[Supplied data]

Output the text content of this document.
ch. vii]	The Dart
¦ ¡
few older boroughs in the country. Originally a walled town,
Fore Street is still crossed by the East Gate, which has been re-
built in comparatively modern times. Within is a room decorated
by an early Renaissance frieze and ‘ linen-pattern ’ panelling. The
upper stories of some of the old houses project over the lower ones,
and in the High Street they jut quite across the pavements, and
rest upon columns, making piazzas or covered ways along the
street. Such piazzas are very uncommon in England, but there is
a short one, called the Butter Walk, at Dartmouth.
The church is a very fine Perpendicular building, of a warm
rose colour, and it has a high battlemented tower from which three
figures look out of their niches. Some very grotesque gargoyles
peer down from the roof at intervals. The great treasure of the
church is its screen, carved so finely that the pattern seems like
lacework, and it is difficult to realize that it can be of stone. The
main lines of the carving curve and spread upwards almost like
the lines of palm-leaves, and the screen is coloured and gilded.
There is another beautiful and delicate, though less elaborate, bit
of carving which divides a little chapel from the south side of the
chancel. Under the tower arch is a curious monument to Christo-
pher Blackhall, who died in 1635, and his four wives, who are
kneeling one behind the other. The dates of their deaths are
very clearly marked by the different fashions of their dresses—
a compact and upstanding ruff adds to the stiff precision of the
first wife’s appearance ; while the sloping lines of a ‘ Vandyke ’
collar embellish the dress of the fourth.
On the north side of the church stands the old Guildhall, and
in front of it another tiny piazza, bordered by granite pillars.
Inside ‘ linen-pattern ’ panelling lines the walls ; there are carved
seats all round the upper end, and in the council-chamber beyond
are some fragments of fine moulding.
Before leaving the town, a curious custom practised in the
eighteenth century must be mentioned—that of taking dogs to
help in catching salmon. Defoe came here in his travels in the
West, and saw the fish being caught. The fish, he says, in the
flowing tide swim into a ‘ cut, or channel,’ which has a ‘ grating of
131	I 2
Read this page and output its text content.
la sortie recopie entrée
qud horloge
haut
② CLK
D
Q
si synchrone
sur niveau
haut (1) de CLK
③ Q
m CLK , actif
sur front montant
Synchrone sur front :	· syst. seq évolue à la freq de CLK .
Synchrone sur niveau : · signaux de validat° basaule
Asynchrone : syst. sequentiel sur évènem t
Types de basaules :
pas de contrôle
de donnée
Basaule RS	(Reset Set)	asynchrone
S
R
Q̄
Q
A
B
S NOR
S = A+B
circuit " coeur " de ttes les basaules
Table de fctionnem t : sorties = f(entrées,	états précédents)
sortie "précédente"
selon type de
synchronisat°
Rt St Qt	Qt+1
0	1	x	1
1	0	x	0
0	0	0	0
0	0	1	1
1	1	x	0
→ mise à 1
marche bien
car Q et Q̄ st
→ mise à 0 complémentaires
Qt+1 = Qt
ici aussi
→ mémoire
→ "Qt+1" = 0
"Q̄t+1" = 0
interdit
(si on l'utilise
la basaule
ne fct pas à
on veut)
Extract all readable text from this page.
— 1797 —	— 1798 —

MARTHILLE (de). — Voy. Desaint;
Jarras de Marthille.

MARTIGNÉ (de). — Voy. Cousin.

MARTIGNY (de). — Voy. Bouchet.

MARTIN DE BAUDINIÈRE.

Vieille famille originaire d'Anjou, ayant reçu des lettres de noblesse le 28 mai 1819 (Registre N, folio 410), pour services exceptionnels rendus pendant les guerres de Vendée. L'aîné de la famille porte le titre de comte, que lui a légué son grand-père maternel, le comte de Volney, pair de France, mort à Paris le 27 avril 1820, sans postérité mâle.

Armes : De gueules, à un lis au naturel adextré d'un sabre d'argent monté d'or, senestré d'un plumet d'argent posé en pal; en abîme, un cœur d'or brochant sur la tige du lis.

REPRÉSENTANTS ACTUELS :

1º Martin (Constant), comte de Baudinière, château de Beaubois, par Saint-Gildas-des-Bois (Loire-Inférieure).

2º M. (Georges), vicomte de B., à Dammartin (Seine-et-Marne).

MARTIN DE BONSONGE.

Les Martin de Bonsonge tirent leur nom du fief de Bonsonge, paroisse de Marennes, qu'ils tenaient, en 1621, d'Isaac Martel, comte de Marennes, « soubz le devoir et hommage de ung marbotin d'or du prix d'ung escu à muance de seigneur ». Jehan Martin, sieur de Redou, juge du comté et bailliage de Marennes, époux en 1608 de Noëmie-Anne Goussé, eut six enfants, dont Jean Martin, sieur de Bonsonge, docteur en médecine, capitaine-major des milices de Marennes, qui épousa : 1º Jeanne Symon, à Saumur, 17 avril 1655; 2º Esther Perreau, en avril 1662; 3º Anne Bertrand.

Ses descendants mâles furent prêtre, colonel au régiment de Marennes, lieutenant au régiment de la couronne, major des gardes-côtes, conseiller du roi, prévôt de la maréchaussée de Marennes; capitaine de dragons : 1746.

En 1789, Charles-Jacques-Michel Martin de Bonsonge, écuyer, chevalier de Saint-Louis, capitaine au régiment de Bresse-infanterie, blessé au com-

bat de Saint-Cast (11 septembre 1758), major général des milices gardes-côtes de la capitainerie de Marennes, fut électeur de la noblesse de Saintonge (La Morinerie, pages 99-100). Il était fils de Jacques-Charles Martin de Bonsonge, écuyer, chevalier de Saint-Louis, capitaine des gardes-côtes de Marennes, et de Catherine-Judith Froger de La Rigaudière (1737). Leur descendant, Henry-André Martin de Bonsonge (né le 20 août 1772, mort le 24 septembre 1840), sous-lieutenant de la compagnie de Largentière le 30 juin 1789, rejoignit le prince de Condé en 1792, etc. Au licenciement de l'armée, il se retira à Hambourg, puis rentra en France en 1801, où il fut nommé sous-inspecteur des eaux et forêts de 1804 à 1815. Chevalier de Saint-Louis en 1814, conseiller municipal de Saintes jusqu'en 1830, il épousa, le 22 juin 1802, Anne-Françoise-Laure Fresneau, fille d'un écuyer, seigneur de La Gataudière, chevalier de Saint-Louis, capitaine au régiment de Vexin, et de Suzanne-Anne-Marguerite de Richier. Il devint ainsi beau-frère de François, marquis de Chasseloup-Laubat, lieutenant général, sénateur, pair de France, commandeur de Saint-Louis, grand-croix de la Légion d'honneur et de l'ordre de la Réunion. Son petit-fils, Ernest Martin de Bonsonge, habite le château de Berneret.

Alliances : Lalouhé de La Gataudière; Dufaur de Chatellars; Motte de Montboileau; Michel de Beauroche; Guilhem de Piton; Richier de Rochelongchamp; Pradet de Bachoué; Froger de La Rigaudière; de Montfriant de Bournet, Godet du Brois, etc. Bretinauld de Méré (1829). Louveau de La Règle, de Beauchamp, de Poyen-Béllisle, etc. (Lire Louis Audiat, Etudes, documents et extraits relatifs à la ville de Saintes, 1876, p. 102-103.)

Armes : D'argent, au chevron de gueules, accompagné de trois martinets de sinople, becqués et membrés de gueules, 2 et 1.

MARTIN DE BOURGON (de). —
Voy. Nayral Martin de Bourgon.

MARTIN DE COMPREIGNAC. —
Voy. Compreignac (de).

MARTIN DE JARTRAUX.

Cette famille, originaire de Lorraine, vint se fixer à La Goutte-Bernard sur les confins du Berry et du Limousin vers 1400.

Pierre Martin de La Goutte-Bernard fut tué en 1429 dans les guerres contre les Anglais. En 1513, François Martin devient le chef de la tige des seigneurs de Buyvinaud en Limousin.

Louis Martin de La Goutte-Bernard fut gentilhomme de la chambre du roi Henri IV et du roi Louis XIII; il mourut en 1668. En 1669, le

[Objective] Repeat back the data above, exact to the last character.

[Response below]
Output the text content of this document.
ch. vii]	The Dart
¦ ¡
few older boroughs in the country. Originally a walled town,
Fore Street is still crossed by the East Gate, which has been re-
built in comparatively modern times. Within is a room decorated
by an early Renaissance frieze and ‘ linen-pattern ’ panelling. The
upper stories of some of the old houses project over the lower ones,
and in the High Street they jut quite across the pavements, and
rest upon columns, making piazzas or covered ways along the
street. Such piazzas are very uncommon in England, but there is
a short one, called the Butter Walk, at Dartmouth.
The church is a very fine Perpendicular building, of a warm
rose colour, and it has a high battlemented tower from which three
figures look out of their niches. Some very grotesque gargoyles
peer down from the roof at intervals. The great treasure of the
church is its screen, carved so finely that the pattern seems like
lacework, and it is difficult to realize that it can be of stone. The
main lines of the carving curve and spread upwards almost like
the lines of palm-leaves, and the screen is coloured and gilded.
There is another beautiful and delicate, though less elaborate, bit
of carving which divides a little chapel from the south side of the
chancel. Under the tower arch is a curious monument to Christo-
pher Blackhall, who died in 1635, and his four wives, who are
kneeling one behind the other. The dates of their deaths are
very clearly marked by the different fashions of their dresses—
a compact and upstanding ruff adds to the stiff precision of the
first wife’s appearance ; while the sloping lines of a ‘ Vandyke ’
collar embellish the dress of the fourth.
On the north side of the church stands the old Guildhall, and
in front of it another tiny piazza, bordered by granite pillars.
Inside ‘ linen-pattern ’ panelling lines the walls ; there are carved
seats all round the upper end, and in the council-chamber beyond
are some fragments of fine moulding.
Before leaving the town, a curious custom practised in the
eighteenth century must be mentioned—that of taking dogs to
help in catching salmon. Defoe came here in his travels in the
West, and saw the fish being caught. The fish, he says, in the
flowing tide swim into a ‘ cut, or channel,’ which has a ‘ grating of
131	I 2
Read this page and output its text content.
la sortie recopie entrée
qud horloge
haut
② CLK
D
Q
si synchrone
sur niveau
haut (1) de CLK
③ Q
m CLK , actif
sur front montant
Synchrone sur front :	· syst. seq évolue à la freq de CLK .
Synchrone sur niveau : · signaux de validat° basaule
Asynchrone : syst. sequentiel sur évènem t
Types de basaules :
pas de contrôle
de donnée
Basaule RS	(Reset Set)	asynchrone
S
R
Q̄
Q
A
B
S NOR
S = A+B
circuit " coeur " de ttes les basaules
Table de fctionnem t : sorties = f(entrées,	états précédents)
sortie "précédente"
selon type de
synchronisat°
Rt St Qt	Qt+1
0	1	x	1
1	0	x	0
0	0	0	0
0	0	1	1
1	1	x	0
→ mise à 1
marche bien
car Q et Q̄ st
→ mise à 0 complémentaires
Qt+1 = Qt
ici aussi
→ mémoire
→ "Qt+1" = 0
"Q̄t+1" = 0
interdit
(si on l'utilise
la basaule
ne fct pas à
on veut)
Extract all readable text from this page.
— 1797 —	— 1798 —

MARTHILLE (de). — Voy. Desaint;
Jarras de Marthille.

MARTIGNÉ (de). — Voy. Cousin.

MARTIGNY (de). — Voy. Bouchet.

MARTIN DE BAUDINIÈRE.

Vieille famille originaire d'Anjou, ayant reçu des lettres de noblesse le 28 mai 1819 (Registre N, folio 410), pour services exceptionnels rendus pendant les guerres de Vendée. L'aîné de la famille porte le titre de comte, que lui a légué son grand-père maternel, le comte de Volney, pair de France, mort à Paris le 27 avril 1820, sans postérité mâle.

Armes : De gueules, à un lis au naturel adextré d'un sabre d'argent monté d'or, senestré d'un plumet d'argent posé en pal; en abîme, un cœur d'or brochant sur la tige du lis.

REPRÉSENTANTS ACTUELS :

1º Martin (Constant), comte de Baudinière, château de Beaubois, par Saint-Gildas-des-Bois (Loire-Inférieure).

2º M. (Georges), vicomte de B., à Dammartin (Seine-et-Marne).

MARTIN DE BONSONGE.

Les Martin de Bonsonge tirent leur nom du fief de Bonsonge, paroisse de Marennes, qu'ils tenaient, en 1621, d'Isaac Martel, comte de Marennes, « soubz le devoir et hommage de ung marbotin d'or du prix d'ung escu à muance de seigneur ». Jehan Martin, sieur de Redou, juge du comté et bailliage de Marennes, époux en 1608 de Noëmie-Anne Goussé, eut six enfants, dont Jean Martin, sieur de Bonsonge, docteur en médecine, capitaine-major des milices de Marennes, qui épousa : 1º Jeanne Symon, à Saumur, 17 avril 1655; 2º Esther Perreau, en avril 1662; 3º Anne Bertrand.

Ses descendants mâles furent prêtre, colonel au régiment de Marennes, lieutenant au régiment de la couronne, major des gardes-côtes, conseiller du roi, prévôt de la maréchaussée de Marennes; capitaine de dragons : 1746.

En 1789, Charles-Jacques-Michel Martin de Bonsonge, écuyer, chevalier de Saint-Louis, capitaine au régiment de Bresse-infanterie, blessé au com-

bat de Saint-Cast (11 septembre 1758), major général des milices gardes-côtes de la capitainerie de Marennes, fut électeur de la noblesse de Saintonge (La Morinerie, pages 99-100). Il était fils de Jacques-Charles Martin de Bonsonge, écuyer, chevalier de Saint-Louis, capitaine des gardes-côtes de Marennes, et de Catherine-Judith Froger de La Rigaudière (1737). Leur descendant, Henry-André Martin de Bonsonge (né le 20 août 1772, mort le 24 septembre 1840), sous-lieutenant de la compagnie de Largentière le 30 juin 1789, rejoignit le prince de Condé en 1792, etc. Au licenciement de l'armée, il se retira à Hambourg, puis rentra en France en 1801, où il fut nommé sous-inspecteur des eaux et forêts de 1804 à 1815. Chevalier de Saint-Louis en 1814, conseiller municipal de Saintes jusqu'en 1830, il épousa, le 22 juin 1802, Anne-Françoise-Laure Fresneau, fille d'un écuyer, seigneur de La Gataudière, chevalier de Saint-Louis, capitaine au régiment de Vexin, et de Suzanne-Anne-Marguerite de Richier. Il devint ainsi beau-frère de François, marquis de Chasseloup-Laubat, lieutenant général, sénateur, pair de France, commandeur de Saint-Louis, grand-croix de la Légion d'honneur et de l'ordre de la Réunion. Son petit-fils, Ernest Martin de Bonsonge, habite le château de Berneret.

Alliances : Lalouhé de La Gataudière; Dufaur de Chatellars; Motte de Montboileau; Michel de Beauroche; Guilhem de Piton; Richier de Rochelongchamp; Pradet de Bachoué; Froger de La Rigaudière; de Montfriant de Bournet, Godet du Brois, etc. Bretinauld de Méré (1829). Louveau de La Règle, de Beauchamp, de Poyen-Béllisle, etc. (Lire Louis Audiat, Etudes, documents et extraits relatifs à la ville de Saintes, 1876, p. 102-103.)

Armes : D'argent, au chevron de gueules, accompagné de trois martinets de sinople, becqués et membrés de gueules, 2 et 1.

MARTIN DE BOURGON (de). —
Voy. Nayral Martin de Bourgon.

MARTIN DE COMPREIGNAC. —
Voy. Compreignac (de).

MARTIN DE JARTRAUX.

Cette famille, originaire de Lorraine, vint se fixer à La Goutte-Bernard sur les confins du Berry et du Limousin vers 1400.

Pierre Martin de La Goutte-Bernard fut tué en 1429 dans les guerres contre les Anglais. En 1513, François Martin devient le chef de la tige des seigneurs de Buyvinaud en Limousin.

Louis Martin de La Goutte-Bernard fut gentilhomme de la chambre du roi Henri IV et du roi Louis XIII; il mourut en 1668. En 1669, le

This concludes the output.